━━━ Exercise data ━━━
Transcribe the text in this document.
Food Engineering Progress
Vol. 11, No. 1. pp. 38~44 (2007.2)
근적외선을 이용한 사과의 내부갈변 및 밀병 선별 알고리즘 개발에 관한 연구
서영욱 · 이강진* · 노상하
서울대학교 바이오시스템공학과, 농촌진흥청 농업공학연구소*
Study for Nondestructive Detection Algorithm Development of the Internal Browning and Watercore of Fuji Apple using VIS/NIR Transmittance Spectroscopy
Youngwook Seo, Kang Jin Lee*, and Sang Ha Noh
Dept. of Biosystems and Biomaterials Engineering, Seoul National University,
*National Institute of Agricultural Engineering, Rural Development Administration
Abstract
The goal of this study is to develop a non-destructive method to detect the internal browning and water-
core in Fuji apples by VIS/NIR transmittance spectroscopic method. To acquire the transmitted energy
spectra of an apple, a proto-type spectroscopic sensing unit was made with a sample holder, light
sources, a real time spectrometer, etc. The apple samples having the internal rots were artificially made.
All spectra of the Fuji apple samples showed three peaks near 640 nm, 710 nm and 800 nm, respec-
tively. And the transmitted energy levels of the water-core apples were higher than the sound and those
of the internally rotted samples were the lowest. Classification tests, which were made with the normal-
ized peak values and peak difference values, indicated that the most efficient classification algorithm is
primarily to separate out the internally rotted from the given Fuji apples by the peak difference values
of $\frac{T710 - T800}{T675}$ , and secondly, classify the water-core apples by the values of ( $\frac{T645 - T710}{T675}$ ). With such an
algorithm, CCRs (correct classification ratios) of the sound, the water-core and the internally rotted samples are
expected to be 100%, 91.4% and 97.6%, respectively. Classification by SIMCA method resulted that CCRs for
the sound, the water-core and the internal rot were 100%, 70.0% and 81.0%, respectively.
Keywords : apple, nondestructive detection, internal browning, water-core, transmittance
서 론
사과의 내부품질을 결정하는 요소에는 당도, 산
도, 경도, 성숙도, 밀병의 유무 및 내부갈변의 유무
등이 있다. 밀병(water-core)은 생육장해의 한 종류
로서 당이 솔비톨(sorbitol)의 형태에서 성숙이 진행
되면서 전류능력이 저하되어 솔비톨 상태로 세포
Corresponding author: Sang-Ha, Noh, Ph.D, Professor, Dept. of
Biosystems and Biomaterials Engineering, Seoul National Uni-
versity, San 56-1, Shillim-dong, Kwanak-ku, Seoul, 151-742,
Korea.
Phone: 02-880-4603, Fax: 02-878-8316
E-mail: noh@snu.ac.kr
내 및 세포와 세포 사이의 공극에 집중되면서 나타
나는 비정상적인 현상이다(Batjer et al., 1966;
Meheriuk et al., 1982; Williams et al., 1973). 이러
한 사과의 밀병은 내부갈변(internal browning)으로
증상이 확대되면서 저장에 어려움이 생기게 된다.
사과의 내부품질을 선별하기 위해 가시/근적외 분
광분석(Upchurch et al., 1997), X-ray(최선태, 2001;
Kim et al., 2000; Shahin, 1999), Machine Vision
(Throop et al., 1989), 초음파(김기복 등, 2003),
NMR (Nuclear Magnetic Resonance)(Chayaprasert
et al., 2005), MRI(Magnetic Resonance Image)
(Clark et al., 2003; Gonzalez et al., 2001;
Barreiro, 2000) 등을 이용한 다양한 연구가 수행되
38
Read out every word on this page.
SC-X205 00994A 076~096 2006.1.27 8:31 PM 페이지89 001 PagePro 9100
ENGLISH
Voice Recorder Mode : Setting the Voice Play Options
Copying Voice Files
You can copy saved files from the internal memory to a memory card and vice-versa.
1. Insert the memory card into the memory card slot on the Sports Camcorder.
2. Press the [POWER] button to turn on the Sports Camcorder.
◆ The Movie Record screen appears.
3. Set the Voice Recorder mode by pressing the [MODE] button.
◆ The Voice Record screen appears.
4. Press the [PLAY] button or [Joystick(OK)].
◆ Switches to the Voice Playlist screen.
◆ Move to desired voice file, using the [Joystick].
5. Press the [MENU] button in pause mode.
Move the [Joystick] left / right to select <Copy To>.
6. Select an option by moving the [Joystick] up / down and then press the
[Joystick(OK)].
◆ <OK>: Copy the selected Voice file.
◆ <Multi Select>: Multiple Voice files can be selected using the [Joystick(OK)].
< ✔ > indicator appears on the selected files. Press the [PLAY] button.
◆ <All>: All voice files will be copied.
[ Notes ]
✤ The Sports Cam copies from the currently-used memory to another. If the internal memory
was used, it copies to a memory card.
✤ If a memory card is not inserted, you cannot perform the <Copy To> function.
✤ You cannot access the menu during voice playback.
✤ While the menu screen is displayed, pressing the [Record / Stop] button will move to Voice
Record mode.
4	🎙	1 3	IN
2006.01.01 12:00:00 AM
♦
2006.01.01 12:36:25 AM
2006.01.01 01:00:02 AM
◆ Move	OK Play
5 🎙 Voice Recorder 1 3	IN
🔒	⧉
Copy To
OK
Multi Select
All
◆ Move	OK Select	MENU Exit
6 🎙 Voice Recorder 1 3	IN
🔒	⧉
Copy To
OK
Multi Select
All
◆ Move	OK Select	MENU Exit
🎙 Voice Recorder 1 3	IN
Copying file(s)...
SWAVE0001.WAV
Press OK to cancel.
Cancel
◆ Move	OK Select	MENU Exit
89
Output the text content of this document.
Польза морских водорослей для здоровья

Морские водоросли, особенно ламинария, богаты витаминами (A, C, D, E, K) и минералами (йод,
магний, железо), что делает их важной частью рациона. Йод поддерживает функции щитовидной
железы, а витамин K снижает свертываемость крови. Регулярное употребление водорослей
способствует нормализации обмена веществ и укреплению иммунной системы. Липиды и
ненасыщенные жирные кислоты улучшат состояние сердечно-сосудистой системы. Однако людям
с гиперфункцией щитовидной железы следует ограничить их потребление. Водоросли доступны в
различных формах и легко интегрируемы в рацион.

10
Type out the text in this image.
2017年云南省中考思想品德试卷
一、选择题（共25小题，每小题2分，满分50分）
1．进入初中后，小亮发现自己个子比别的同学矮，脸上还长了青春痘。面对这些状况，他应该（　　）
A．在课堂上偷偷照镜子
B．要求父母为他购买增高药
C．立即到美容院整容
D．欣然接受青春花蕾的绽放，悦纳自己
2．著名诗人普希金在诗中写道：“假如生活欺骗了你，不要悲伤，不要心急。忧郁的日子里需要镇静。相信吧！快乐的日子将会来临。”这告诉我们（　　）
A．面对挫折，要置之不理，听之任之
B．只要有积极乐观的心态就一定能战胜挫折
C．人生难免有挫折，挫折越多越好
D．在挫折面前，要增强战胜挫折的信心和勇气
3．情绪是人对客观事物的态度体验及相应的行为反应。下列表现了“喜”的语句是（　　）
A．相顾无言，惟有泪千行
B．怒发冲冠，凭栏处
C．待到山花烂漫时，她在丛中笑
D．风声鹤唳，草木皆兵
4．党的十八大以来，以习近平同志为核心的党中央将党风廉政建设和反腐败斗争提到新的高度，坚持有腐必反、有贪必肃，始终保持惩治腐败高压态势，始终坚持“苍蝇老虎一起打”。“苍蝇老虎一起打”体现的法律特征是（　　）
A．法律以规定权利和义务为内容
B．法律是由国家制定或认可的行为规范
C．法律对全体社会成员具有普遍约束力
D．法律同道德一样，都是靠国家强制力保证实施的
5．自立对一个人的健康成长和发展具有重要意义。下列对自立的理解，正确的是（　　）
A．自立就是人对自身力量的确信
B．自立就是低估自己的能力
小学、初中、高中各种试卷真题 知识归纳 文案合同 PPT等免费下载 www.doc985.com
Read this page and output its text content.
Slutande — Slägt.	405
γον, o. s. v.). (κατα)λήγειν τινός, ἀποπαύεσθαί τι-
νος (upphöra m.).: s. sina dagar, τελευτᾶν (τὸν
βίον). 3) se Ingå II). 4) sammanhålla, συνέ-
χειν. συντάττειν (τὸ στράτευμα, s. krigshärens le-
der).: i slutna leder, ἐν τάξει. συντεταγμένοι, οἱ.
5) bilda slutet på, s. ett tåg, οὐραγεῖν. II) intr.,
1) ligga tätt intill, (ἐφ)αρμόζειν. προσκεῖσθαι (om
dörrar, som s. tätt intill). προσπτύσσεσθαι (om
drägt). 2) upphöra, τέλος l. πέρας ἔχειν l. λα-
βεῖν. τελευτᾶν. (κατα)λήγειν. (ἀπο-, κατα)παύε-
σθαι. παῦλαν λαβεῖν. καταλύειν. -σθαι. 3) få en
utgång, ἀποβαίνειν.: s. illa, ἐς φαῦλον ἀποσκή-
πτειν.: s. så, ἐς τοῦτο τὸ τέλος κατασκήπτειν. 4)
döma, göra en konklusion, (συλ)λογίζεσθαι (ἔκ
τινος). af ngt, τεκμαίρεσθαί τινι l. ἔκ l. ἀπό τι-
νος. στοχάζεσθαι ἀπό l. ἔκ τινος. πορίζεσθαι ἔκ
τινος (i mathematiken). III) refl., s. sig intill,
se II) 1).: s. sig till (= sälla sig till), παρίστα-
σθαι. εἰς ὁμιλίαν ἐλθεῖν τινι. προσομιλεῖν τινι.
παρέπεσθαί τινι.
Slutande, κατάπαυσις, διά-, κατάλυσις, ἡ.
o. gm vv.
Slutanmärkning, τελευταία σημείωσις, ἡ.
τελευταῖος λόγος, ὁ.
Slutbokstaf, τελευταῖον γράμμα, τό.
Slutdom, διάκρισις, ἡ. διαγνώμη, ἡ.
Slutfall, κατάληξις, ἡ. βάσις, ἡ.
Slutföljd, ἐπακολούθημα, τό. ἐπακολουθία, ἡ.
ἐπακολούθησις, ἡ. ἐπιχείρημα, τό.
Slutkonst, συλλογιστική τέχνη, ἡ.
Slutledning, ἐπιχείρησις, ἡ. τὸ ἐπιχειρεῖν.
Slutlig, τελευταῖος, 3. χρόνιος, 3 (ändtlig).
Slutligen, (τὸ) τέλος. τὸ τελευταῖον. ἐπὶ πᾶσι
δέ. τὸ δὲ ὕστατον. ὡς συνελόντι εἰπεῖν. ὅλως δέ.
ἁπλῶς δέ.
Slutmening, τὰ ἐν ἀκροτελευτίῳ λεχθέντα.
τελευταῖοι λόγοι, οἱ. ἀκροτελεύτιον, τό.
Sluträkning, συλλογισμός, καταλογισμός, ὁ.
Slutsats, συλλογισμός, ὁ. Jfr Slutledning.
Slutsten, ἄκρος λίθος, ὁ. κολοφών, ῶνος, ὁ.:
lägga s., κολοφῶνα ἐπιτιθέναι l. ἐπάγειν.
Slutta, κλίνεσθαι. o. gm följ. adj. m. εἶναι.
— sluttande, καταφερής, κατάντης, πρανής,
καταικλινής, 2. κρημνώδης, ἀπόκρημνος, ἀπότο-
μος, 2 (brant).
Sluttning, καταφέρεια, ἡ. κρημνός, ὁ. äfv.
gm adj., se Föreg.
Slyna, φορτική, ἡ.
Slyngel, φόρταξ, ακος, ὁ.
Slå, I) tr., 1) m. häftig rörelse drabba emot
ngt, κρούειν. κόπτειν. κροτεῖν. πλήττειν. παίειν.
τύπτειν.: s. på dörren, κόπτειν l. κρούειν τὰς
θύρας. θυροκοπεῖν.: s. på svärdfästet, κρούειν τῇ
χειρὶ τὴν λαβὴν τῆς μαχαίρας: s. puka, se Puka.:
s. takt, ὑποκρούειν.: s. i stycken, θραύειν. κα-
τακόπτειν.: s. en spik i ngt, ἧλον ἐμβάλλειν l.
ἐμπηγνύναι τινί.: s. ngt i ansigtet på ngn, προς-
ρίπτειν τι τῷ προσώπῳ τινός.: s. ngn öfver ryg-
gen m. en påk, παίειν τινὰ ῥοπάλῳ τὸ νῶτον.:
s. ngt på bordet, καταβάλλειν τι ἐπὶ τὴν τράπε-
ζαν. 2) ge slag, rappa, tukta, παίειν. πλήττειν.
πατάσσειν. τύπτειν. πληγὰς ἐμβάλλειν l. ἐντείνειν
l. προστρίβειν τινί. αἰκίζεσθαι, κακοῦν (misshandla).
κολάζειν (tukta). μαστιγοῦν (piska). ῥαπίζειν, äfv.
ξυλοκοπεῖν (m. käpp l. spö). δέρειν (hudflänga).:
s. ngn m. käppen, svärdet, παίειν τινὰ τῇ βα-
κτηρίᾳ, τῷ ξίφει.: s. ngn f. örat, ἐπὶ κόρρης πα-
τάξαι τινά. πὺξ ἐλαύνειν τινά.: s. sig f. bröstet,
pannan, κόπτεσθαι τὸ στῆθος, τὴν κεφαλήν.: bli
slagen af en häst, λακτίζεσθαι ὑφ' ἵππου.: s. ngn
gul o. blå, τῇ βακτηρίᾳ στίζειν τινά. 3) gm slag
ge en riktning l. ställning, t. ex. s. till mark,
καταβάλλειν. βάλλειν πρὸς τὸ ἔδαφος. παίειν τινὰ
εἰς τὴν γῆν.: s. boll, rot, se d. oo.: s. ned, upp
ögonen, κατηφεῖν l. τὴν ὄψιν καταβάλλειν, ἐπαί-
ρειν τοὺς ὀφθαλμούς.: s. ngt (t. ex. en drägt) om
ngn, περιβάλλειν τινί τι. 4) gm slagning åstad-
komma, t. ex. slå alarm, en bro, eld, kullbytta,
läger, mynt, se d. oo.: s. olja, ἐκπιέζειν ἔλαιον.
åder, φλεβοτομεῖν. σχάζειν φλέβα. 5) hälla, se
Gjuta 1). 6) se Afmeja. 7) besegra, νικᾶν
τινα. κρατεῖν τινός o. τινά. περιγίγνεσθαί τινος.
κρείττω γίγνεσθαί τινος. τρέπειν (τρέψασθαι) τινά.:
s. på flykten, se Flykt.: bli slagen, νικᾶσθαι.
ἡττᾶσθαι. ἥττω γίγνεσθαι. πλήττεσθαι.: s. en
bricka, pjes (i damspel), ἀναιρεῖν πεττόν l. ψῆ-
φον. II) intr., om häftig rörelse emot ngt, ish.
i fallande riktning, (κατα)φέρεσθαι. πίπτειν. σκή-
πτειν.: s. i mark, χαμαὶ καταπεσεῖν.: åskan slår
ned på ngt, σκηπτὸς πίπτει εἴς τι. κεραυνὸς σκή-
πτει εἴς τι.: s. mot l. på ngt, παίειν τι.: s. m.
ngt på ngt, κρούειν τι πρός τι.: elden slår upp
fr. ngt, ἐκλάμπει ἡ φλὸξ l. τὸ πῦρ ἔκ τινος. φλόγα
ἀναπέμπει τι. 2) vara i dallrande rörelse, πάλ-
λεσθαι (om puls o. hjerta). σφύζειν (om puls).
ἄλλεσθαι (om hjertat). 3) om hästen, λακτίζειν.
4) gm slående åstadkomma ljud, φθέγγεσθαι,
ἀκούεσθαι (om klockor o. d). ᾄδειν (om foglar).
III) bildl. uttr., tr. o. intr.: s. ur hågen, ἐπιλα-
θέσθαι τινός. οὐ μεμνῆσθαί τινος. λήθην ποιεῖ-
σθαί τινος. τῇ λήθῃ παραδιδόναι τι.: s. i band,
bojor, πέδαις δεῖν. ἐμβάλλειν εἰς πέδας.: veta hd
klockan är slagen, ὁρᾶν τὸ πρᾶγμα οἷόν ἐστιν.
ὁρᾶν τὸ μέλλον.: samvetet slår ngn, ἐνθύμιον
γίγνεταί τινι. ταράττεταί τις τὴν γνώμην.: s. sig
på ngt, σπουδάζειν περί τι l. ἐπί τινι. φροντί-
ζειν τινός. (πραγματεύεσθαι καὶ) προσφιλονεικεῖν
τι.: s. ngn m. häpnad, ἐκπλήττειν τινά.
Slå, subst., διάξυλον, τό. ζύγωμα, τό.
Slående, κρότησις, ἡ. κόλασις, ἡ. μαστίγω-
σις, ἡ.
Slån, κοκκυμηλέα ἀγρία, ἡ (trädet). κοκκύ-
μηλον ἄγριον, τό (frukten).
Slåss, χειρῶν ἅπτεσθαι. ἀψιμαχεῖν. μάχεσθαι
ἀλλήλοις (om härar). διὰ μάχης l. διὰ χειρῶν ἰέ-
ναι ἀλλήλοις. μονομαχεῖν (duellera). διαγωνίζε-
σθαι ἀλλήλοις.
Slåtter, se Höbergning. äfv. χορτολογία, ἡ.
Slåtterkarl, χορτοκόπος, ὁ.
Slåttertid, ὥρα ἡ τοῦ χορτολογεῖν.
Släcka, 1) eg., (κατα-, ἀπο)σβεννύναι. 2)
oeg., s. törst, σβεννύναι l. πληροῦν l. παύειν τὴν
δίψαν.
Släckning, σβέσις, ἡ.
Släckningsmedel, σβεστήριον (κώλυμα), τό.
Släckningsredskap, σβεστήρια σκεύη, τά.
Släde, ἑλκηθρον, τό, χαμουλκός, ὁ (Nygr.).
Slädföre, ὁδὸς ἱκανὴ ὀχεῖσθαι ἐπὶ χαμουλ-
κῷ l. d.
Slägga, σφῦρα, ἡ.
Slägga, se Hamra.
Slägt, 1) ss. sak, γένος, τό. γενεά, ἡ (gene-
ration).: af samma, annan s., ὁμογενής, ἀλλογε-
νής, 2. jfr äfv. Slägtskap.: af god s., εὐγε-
━━━
◆ **Exercise details**:
Read through the entries and copy every line that includes "upphöra".

◆ **Answer below**:
νος (upphöra m.).: s. sina dagar, τελευτᾶν (τὸν
drägt). 2) upphöra, τέλος l. πέρας ἔχειν l. λα-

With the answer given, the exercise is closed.